→ **Exercise requirements**: Here are some records; copy every line that holds the word "handle".

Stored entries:
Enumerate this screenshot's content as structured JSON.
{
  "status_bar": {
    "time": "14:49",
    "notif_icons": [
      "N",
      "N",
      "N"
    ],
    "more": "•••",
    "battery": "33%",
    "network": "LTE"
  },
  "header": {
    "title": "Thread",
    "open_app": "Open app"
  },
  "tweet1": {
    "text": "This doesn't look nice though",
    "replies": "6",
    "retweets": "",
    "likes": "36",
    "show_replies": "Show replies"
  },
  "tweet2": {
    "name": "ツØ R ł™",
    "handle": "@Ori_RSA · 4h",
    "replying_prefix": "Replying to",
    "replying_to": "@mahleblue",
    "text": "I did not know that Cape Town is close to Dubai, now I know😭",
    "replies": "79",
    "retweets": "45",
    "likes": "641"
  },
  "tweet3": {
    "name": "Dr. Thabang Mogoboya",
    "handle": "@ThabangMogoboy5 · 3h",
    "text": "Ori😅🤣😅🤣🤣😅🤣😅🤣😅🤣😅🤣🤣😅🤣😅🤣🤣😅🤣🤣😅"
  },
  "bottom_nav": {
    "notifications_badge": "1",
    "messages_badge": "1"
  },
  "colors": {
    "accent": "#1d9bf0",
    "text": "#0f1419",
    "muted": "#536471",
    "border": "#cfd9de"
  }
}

→ **Answer for the task**:
    "handle": "@Ori_RSA · 4h",
    "handle": "@ThabangMogoboy5 · 3h",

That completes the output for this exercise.